JOB | Filter the entries below, keeping only lines with the word "Definition".
* begin *
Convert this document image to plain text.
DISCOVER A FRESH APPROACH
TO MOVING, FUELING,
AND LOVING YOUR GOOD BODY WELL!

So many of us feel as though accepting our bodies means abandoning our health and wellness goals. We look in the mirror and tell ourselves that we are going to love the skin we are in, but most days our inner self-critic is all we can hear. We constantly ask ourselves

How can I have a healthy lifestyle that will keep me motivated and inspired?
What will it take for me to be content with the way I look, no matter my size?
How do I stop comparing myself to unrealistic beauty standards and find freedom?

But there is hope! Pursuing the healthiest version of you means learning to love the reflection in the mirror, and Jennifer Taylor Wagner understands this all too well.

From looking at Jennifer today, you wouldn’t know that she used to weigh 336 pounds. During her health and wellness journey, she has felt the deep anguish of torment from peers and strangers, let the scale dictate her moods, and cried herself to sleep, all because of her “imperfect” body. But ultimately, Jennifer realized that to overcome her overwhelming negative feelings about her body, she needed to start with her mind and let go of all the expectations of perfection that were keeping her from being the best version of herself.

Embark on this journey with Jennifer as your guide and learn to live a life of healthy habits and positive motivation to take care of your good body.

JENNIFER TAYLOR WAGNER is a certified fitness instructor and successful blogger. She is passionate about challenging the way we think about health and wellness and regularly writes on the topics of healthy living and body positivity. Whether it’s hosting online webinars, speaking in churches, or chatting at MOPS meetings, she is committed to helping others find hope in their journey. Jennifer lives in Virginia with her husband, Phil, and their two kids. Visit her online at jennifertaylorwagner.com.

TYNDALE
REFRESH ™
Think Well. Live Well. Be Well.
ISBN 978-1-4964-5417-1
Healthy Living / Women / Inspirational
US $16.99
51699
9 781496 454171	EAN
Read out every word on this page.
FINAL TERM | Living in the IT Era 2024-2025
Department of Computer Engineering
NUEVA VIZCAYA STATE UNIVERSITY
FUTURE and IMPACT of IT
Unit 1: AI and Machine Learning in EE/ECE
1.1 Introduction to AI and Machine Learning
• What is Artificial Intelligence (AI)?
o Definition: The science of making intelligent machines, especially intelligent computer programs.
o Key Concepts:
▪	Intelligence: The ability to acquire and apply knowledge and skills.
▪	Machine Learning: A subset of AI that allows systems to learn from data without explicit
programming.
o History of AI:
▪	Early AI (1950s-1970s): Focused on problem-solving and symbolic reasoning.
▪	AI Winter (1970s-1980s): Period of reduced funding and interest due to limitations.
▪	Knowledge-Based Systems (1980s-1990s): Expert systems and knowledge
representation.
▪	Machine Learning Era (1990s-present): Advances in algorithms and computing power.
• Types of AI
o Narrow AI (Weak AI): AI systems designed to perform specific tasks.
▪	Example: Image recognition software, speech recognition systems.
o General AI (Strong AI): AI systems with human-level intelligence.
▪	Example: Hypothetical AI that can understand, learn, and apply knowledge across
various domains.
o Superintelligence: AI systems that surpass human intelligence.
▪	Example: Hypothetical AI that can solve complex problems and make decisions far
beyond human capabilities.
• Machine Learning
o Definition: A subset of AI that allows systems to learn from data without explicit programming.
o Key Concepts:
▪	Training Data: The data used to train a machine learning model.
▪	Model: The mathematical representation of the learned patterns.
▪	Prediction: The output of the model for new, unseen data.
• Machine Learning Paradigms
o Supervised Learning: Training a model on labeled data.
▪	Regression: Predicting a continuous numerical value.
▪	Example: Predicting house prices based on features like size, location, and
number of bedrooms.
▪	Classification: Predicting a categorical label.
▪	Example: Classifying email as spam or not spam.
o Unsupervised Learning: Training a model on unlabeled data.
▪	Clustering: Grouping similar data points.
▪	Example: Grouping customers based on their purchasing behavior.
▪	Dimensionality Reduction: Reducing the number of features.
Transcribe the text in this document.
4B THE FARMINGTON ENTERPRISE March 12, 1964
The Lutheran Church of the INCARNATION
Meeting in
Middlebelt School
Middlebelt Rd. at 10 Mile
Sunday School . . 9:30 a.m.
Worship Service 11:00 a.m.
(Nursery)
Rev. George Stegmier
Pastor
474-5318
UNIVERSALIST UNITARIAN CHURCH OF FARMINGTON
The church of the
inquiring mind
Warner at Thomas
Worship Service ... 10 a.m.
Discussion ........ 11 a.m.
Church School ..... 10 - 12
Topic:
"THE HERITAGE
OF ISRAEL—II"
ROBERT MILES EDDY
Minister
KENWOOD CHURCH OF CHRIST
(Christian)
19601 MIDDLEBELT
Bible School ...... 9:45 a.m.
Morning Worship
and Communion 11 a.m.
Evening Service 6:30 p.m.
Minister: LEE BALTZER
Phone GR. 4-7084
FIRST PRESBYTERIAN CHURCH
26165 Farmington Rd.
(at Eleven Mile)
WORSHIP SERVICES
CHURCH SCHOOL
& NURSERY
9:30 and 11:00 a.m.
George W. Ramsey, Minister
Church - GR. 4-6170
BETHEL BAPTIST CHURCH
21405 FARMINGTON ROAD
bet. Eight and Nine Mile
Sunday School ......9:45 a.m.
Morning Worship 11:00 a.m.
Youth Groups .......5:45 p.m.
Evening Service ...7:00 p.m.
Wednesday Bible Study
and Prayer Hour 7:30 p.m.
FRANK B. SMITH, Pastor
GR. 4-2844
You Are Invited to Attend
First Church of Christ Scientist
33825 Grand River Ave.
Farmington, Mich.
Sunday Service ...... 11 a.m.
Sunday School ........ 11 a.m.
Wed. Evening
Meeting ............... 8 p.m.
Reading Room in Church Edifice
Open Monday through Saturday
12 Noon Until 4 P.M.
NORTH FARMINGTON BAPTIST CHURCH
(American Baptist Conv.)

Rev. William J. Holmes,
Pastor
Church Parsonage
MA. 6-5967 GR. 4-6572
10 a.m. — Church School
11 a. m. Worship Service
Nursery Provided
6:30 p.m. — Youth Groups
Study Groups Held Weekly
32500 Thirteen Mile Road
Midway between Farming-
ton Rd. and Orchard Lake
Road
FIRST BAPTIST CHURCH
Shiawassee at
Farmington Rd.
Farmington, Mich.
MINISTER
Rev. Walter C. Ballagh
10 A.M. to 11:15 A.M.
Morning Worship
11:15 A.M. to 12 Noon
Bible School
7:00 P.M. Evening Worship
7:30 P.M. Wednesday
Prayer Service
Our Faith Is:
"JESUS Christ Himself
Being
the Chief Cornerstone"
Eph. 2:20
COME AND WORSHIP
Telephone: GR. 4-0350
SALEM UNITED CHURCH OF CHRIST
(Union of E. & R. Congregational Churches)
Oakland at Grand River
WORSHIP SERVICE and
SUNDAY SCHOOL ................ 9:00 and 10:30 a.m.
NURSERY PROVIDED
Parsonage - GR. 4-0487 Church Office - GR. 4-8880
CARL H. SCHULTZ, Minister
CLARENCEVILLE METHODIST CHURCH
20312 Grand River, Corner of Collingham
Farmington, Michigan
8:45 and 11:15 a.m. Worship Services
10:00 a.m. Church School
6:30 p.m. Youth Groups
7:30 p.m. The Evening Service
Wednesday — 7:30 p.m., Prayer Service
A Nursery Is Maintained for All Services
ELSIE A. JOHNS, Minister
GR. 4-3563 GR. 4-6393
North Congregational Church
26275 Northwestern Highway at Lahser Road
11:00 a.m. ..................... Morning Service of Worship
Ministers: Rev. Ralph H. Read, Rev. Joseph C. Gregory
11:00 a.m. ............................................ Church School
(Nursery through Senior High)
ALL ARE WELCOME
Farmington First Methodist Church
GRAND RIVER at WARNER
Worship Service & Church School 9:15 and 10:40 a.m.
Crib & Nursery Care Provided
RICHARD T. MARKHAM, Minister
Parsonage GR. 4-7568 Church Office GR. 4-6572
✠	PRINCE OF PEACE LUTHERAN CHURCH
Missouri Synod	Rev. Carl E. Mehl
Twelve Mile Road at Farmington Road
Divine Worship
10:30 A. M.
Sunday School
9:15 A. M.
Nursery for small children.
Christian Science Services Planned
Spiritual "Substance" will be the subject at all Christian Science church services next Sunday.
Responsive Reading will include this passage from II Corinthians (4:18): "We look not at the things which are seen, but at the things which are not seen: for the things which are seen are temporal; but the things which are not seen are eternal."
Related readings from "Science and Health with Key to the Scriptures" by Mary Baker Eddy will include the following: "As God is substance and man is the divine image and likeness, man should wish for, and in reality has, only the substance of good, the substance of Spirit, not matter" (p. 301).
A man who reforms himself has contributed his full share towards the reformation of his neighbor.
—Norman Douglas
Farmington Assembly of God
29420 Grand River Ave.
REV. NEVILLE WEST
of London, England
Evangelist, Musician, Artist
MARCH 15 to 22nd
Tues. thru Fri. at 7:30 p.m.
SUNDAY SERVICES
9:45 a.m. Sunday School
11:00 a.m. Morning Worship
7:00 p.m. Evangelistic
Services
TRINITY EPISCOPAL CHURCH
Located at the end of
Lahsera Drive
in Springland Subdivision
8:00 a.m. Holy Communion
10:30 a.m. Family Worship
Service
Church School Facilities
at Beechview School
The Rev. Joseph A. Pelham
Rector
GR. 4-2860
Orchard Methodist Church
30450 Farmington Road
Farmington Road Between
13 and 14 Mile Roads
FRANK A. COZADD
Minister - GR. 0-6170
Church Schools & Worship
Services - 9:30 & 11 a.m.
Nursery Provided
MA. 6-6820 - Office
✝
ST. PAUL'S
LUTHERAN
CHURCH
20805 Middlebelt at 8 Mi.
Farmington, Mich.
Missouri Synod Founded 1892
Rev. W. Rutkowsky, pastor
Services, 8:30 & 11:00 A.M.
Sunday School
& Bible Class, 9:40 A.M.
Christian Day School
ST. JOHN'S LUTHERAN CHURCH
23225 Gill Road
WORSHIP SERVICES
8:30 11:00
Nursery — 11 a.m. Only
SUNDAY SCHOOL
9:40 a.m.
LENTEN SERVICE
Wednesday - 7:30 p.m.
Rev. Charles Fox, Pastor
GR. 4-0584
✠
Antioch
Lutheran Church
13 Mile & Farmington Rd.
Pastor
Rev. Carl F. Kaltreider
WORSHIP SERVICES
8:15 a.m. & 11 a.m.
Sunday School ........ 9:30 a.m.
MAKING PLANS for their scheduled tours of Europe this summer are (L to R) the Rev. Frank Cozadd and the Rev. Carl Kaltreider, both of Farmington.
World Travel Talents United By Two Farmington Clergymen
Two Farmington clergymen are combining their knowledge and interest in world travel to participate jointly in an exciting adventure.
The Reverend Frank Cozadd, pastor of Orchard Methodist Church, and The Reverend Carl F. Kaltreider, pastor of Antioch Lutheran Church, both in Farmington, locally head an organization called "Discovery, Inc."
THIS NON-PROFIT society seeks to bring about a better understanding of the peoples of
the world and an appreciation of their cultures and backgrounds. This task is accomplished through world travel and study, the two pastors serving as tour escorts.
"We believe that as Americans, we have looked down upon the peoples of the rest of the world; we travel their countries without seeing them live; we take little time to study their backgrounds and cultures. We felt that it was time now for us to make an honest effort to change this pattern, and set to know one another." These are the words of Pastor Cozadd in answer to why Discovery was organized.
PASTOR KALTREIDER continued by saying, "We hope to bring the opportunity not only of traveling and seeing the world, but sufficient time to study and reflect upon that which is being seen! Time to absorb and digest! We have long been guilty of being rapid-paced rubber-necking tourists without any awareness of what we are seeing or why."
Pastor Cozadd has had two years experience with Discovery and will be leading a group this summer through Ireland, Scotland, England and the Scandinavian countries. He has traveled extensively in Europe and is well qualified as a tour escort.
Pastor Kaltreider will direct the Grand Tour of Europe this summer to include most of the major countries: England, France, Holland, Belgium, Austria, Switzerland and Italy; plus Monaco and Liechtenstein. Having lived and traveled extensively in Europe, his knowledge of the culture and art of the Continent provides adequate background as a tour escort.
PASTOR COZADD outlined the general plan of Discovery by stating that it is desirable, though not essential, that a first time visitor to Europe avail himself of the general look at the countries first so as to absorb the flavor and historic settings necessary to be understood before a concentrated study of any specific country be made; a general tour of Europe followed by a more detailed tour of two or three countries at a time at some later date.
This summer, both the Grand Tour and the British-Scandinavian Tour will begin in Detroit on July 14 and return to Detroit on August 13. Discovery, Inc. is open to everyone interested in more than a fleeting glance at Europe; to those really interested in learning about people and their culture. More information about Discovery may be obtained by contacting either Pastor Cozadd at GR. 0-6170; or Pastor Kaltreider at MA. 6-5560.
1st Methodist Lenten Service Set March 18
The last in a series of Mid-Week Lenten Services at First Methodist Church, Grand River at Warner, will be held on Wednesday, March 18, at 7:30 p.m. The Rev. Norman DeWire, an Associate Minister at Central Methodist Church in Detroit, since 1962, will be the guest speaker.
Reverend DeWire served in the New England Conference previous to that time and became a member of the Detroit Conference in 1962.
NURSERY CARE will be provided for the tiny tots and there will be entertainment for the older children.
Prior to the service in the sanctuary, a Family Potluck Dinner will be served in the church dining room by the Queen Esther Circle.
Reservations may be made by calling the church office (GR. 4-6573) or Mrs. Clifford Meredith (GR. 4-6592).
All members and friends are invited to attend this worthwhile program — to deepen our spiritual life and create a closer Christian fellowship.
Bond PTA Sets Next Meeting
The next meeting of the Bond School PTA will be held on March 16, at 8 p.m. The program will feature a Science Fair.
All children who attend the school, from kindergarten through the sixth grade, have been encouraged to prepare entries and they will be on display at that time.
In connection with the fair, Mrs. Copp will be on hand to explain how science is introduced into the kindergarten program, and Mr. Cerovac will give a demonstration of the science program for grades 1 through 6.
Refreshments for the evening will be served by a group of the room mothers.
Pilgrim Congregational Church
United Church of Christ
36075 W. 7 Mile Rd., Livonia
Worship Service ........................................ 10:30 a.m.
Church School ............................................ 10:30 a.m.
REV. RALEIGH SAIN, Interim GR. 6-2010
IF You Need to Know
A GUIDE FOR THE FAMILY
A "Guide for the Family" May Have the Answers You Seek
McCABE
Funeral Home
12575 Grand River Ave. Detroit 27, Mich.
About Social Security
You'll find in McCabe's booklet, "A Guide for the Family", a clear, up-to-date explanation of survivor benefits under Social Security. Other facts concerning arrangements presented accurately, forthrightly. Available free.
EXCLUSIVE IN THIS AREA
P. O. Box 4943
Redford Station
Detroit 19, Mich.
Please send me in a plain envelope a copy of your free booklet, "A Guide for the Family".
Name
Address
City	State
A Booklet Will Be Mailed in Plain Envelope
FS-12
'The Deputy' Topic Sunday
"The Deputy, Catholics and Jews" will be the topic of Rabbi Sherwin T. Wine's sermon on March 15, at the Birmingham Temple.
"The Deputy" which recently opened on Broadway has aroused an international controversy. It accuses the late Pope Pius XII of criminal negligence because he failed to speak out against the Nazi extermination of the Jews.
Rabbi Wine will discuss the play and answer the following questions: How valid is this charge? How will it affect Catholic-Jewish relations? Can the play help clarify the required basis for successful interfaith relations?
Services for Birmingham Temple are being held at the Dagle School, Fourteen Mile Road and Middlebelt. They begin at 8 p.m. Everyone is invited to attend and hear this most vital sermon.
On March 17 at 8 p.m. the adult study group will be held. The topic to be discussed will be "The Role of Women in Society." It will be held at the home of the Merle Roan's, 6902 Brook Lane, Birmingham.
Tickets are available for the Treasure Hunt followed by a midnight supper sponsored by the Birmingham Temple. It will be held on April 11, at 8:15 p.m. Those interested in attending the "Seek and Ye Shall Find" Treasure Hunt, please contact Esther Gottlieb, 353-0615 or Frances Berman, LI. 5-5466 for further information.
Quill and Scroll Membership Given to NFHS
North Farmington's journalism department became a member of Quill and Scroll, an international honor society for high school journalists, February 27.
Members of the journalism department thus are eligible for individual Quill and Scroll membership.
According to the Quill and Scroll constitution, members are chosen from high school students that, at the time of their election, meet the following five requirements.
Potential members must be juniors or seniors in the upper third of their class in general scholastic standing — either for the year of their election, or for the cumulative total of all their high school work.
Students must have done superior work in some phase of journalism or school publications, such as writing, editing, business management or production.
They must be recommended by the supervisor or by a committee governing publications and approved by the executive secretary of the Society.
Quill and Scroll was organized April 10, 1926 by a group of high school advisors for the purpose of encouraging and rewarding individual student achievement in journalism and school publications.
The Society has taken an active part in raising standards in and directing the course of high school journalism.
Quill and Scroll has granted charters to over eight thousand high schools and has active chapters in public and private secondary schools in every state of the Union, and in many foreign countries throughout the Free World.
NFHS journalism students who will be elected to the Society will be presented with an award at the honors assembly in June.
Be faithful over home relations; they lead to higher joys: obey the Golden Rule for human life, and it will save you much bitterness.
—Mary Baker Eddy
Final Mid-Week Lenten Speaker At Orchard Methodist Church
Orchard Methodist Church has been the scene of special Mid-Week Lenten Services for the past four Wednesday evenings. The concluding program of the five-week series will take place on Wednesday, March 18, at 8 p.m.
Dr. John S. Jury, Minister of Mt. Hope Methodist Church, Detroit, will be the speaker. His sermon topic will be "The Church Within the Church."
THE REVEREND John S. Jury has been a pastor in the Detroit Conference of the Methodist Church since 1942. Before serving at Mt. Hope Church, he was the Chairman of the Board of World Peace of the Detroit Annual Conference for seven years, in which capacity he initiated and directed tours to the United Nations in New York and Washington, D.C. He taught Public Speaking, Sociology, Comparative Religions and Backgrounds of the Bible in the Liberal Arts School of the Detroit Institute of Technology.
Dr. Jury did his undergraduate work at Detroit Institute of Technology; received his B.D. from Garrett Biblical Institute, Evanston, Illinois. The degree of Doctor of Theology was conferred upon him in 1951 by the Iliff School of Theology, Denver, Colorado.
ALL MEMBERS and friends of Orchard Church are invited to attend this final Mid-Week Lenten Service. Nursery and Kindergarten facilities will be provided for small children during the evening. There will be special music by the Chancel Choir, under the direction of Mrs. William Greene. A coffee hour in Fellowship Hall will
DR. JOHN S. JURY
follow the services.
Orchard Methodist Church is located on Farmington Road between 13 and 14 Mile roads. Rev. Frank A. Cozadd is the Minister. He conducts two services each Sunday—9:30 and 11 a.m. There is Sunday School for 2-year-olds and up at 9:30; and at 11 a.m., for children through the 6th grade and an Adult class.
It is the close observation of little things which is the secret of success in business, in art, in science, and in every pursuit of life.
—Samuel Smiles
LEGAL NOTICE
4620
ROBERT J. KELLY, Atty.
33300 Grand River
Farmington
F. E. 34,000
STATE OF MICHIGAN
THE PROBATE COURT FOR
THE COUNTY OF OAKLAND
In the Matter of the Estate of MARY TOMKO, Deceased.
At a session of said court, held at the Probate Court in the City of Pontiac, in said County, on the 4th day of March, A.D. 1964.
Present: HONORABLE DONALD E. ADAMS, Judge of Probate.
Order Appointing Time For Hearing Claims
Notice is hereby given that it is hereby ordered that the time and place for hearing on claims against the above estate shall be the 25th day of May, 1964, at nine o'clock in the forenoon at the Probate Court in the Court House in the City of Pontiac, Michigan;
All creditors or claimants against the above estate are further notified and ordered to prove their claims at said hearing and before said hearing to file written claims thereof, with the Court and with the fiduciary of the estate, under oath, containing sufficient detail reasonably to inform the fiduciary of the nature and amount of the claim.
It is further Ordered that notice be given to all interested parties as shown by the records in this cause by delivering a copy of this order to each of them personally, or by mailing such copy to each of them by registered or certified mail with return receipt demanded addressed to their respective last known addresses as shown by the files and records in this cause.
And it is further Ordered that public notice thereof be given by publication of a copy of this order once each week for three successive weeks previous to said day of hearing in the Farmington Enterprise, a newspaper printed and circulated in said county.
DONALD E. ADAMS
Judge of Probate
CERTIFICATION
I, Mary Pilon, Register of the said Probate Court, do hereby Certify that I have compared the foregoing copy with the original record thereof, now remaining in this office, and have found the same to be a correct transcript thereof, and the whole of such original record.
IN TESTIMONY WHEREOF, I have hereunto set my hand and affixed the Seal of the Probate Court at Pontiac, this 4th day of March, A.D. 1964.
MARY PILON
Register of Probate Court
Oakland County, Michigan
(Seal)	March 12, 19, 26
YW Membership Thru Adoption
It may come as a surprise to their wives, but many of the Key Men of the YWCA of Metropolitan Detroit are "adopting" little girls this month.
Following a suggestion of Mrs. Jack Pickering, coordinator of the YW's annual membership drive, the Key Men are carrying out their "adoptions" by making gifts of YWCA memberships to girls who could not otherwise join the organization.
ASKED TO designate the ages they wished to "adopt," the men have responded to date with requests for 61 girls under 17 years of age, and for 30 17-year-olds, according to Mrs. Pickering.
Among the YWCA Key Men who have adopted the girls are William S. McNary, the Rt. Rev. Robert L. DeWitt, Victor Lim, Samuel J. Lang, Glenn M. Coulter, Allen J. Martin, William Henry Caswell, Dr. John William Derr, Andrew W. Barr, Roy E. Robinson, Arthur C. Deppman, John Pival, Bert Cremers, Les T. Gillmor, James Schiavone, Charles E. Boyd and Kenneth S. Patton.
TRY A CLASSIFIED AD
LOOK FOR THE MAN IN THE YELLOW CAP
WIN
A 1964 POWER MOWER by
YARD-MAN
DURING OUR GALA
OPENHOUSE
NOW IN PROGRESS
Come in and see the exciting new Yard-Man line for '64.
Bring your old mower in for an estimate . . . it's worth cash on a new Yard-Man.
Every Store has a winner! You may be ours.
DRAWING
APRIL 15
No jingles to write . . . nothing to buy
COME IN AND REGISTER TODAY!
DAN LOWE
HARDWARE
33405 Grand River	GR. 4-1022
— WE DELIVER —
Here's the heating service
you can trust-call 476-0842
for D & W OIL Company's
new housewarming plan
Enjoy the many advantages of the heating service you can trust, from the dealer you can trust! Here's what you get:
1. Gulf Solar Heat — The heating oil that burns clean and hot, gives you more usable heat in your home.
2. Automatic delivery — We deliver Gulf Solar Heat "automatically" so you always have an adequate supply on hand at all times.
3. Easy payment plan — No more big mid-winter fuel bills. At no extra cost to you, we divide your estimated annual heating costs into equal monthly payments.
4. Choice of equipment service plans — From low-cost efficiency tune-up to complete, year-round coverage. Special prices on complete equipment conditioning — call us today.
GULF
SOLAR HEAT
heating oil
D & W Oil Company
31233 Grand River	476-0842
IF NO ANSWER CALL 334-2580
* end *
COMPLETE OUTPUT |
o Definition: The science of making intelligent machines, especially intelligent computer programs.
o Definition: A subset of AI that allows systems to learn from data without explicit programming.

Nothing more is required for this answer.